-- Start of RECORDS --
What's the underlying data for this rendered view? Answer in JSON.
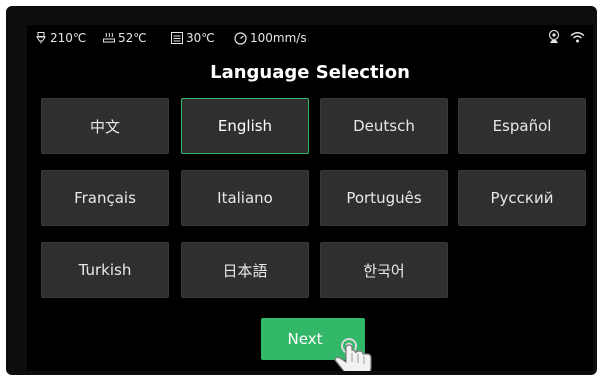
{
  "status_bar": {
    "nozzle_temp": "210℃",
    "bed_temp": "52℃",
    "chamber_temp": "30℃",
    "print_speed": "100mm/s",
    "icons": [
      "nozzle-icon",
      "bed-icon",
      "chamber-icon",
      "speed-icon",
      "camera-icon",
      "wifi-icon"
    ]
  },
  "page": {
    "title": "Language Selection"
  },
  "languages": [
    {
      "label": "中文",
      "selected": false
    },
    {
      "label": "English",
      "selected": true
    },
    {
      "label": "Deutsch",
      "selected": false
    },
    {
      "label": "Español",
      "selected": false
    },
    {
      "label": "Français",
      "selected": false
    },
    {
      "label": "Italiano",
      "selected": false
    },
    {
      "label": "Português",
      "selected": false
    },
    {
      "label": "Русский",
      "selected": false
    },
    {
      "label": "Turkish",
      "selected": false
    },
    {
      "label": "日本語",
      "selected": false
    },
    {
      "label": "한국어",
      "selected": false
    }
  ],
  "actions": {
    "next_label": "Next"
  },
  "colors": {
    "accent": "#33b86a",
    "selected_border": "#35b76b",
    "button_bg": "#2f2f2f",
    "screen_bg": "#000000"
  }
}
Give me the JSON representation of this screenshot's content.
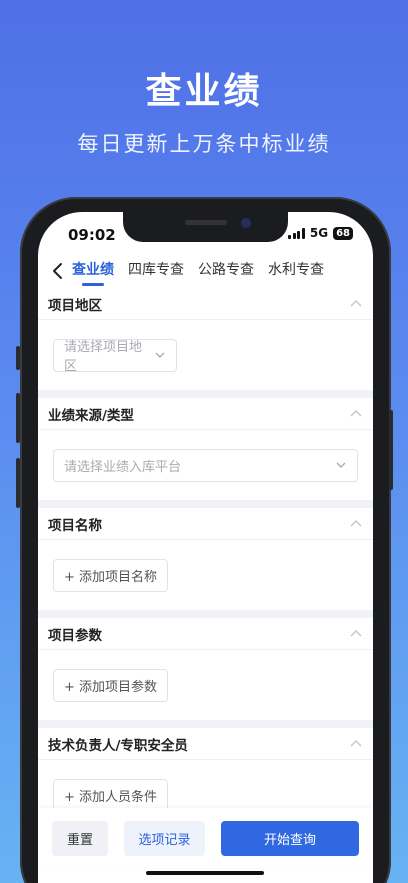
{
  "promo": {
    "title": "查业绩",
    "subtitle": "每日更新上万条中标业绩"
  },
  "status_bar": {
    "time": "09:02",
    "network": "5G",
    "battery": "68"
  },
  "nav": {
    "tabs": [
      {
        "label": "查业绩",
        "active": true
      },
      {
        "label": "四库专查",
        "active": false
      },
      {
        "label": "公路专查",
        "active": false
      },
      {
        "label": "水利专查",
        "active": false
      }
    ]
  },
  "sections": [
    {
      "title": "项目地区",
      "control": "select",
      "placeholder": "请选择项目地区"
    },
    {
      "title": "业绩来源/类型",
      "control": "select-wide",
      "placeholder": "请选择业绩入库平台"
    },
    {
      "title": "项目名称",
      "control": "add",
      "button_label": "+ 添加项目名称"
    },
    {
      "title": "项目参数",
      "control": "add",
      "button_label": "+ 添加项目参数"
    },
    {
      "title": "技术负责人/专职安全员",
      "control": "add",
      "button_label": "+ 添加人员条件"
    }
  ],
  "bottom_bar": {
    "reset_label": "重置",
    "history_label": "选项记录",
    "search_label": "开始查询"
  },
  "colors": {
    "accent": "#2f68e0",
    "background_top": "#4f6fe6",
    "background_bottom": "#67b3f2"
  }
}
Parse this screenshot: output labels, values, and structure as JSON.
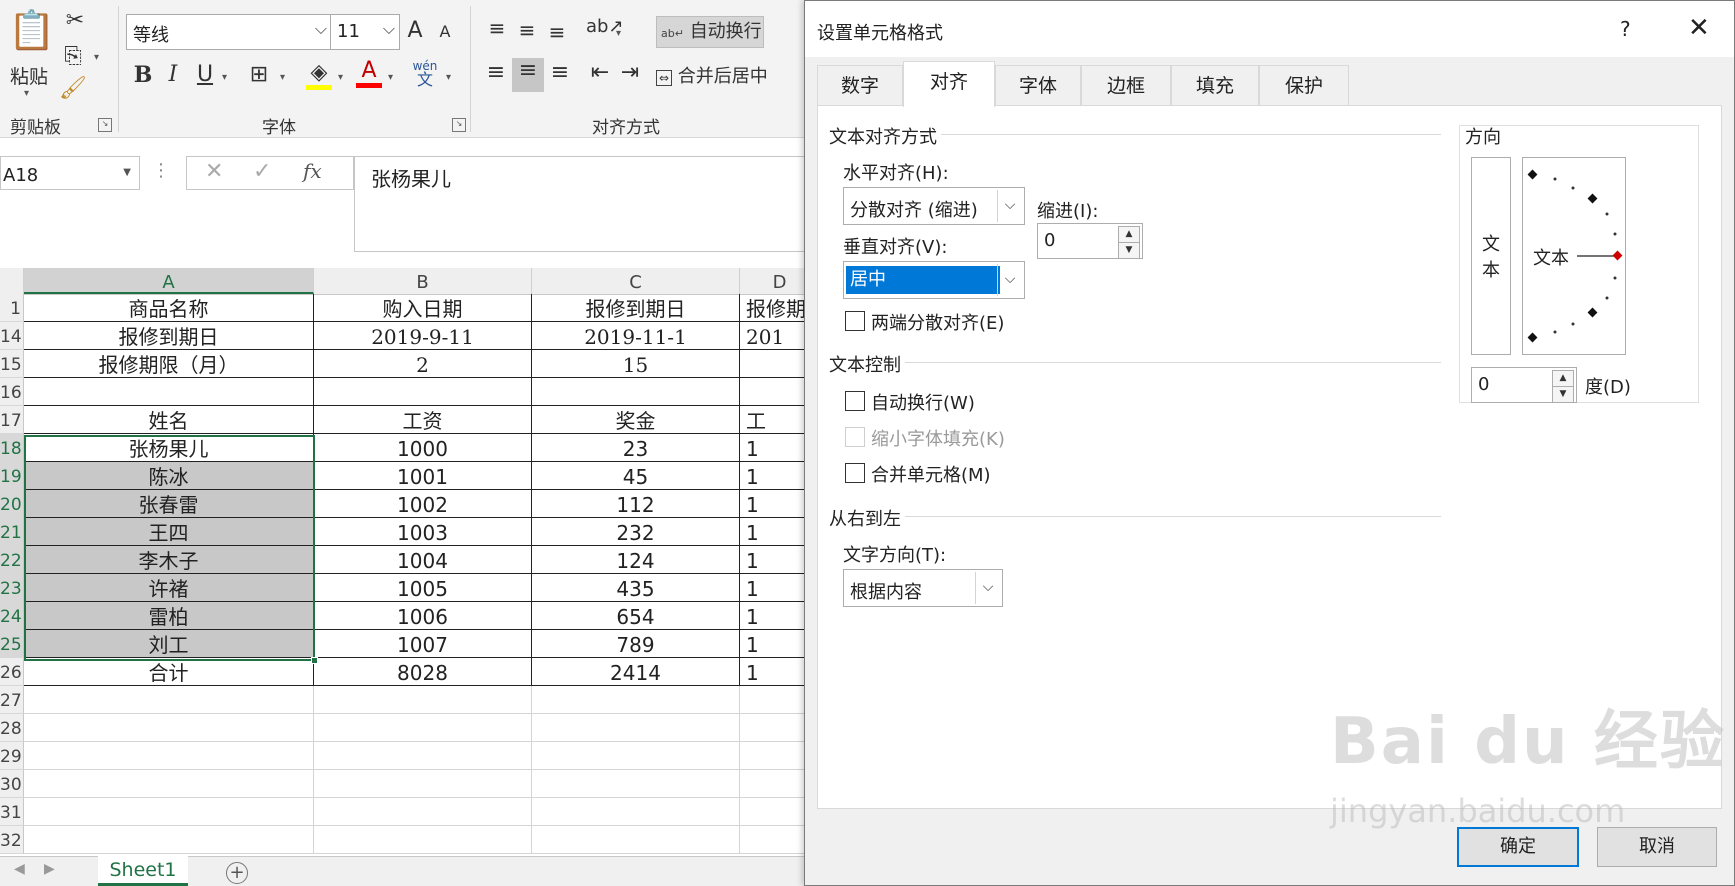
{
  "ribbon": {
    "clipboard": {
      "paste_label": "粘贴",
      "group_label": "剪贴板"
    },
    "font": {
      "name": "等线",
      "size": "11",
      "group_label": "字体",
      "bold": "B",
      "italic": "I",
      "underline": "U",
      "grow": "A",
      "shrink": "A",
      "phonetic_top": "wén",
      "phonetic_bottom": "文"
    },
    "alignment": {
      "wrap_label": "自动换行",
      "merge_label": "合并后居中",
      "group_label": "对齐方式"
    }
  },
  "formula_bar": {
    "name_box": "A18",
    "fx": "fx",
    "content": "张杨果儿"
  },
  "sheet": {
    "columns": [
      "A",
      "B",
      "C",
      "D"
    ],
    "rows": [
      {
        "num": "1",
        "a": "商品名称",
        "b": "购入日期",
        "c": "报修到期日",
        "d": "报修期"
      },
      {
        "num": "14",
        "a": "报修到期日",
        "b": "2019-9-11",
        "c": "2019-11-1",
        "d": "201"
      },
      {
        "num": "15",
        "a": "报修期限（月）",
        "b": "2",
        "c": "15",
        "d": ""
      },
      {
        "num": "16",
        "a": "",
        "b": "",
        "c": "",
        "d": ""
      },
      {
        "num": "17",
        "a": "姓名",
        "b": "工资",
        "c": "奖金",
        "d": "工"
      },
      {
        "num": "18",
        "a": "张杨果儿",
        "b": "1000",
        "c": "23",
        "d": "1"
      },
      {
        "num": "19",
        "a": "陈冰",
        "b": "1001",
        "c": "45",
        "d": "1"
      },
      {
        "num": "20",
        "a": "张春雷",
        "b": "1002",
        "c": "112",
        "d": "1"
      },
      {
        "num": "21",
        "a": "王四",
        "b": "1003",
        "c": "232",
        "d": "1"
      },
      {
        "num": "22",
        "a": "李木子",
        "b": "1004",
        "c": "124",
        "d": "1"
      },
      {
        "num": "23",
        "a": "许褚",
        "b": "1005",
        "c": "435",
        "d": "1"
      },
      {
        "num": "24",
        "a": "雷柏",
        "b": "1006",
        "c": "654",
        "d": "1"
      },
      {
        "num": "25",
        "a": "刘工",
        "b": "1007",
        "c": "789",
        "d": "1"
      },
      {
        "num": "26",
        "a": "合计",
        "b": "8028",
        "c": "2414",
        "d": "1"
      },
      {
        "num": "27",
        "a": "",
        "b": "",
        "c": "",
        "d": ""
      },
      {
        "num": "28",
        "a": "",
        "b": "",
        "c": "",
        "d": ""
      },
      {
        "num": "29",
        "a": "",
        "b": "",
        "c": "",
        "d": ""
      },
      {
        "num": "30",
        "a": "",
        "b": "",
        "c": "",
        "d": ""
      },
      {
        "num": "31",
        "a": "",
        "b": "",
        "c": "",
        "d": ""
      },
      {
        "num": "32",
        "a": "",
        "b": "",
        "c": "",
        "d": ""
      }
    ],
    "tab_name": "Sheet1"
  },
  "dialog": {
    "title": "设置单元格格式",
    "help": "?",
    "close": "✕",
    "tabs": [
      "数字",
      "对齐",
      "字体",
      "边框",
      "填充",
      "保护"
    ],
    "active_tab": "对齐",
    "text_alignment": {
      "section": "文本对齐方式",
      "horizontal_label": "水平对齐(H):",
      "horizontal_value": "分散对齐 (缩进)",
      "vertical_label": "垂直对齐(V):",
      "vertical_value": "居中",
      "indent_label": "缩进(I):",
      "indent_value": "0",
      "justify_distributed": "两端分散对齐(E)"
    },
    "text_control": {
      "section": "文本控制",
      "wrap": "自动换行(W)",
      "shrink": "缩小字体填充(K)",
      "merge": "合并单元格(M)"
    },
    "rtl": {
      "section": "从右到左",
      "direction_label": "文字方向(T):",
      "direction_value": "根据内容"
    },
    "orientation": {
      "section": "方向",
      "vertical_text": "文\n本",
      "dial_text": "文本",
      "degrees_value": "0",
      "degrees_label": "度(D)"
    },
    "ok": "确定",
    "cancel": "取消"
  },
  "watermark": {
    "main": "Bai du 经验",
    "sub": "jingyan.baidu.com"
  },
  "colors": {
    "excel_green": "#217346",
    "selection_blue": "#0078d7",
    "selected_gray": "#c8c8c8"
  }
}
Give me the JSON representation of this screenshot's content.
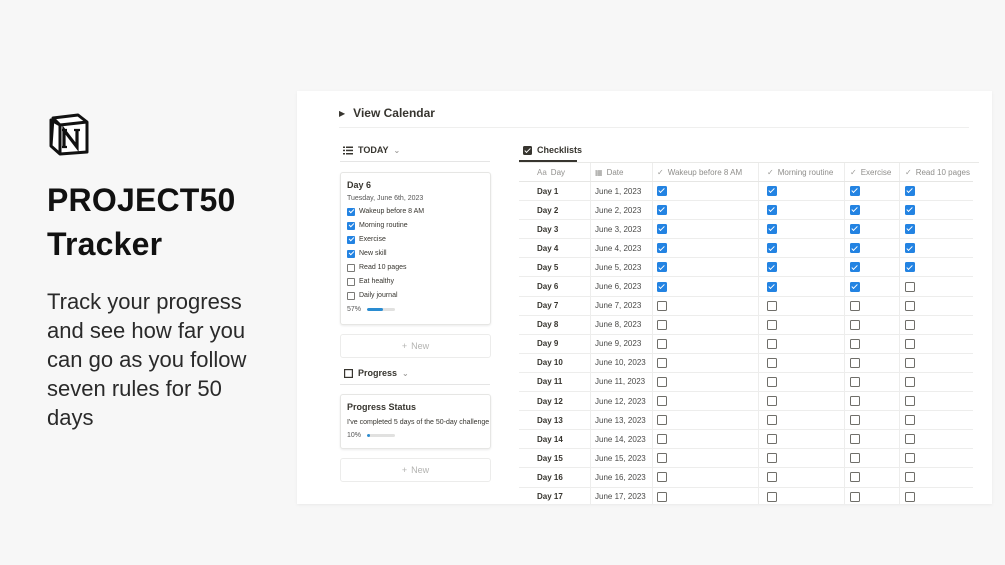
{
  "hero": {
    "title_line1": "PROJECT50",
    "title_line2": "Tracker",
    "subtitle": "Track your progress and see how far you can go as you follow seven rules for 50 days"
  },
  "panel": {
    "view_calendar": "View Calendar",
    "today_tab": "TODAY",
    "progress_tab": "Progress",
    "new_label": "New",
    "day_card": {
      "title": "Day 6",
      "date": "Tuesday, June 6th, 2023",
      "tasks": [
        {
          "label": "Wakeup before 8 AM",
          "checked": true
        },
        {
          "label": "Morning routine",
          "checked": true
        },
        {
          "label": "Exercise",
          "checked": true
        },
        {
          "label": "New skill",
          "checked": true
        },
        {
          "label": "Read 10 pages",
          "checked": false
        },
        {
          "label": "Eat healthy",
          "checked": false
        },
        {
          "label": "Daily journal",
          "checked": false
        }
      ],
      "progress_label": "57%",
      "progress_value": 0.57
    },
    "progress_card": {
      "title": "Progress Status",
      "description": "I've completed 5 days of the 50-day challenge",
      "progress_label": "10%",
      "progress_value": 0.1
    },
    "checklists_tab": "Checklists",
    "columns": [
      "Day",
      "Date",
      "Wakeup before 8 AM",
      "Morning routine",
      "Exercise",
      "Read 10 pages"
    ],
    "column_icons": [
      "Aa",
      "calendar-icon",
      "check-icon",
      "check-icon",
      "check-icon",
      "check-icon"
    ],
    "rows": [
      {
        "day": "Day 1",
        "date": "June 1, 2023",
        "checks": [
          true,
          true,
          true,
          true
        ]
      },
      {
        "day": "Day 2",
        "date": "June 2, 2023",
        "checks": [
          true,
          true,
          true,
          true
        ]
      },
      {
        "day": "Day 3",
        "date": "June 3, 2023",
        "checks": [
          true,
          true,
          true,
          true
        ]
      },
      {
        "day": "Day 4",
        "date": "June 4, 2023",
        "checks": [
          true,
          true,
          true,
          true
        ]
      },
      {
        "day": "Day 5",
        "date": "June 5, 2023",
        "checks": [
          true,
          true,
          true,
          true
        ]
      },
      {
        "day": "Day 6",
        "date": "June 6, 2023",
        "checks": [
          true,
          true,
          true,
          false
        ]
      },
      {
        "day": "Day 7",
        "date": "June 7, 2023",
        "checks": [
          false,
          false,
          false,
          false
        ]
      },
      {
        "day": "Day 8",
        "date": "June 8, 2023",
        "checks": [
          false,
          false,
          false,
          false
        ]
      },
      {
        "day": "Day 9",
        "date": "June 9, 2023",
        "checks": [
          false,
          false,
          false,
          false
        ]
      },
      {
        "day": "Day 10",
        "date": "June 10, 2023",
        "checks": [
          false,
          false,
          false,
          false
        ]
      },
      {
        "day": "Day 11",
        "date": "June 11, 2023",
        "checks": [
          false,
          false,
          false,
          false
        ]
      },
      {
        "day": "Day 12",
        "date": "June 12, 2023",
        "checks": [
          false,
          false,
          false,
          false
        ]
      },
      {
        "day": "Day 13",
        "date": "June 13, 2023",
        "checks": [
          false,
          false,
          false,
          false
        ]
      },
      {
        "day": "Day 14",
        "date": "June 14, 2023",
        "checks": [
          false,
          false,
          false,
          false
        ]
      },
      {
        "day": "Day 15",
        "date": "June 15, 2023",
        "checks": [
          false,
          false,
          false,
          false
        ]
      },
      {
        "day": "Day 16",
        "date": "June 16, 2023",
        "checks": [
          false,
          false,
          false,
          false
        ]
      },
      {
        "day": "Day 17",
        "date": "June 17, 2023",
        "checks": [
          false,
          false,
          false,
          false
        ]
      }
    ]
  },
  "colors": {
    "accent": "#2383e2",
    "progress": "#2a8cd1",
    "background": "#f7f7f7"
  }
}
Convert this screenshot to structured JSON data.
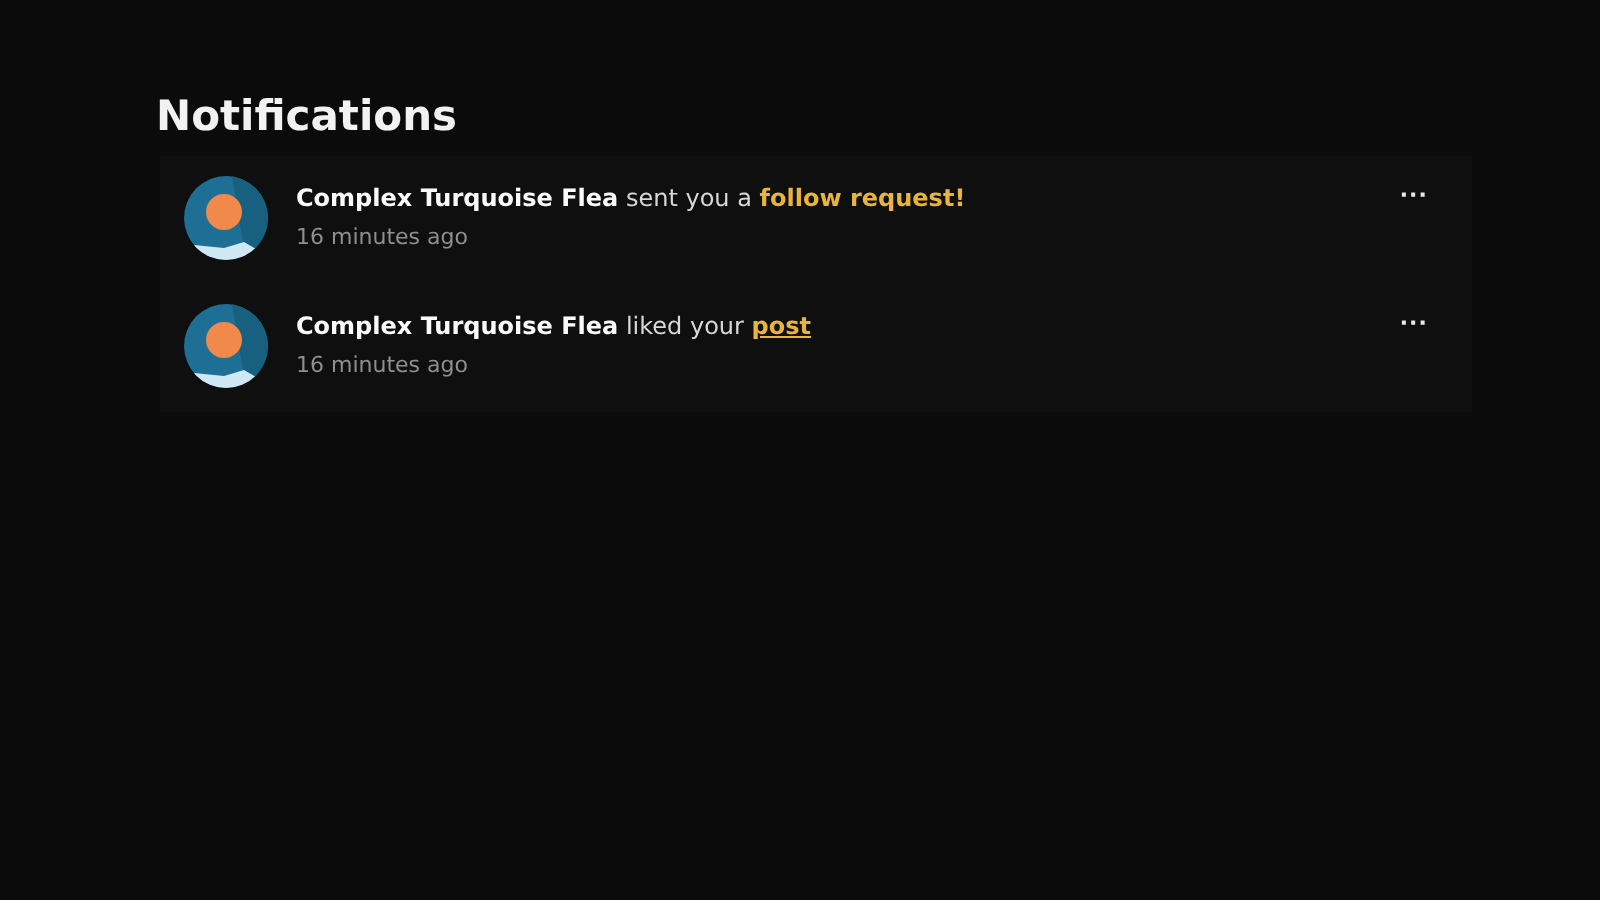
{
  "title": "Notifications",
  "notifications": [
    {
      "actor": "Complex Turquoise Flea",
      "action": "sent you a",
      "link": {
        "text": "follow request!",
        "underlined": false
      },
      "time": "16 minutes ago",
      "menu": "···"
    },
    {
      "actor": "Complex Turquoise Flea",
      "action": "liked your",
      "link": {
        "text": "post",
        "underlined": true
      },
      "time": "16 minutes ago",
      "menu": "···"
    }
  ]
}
-- End of RECORDS --
_WORK TO BE COMPLETED_
Go through the records and gather the lines that hold "routine".

_EXERCISE OUTPUT_
          "label": "Morning routine",
      "Morning routine",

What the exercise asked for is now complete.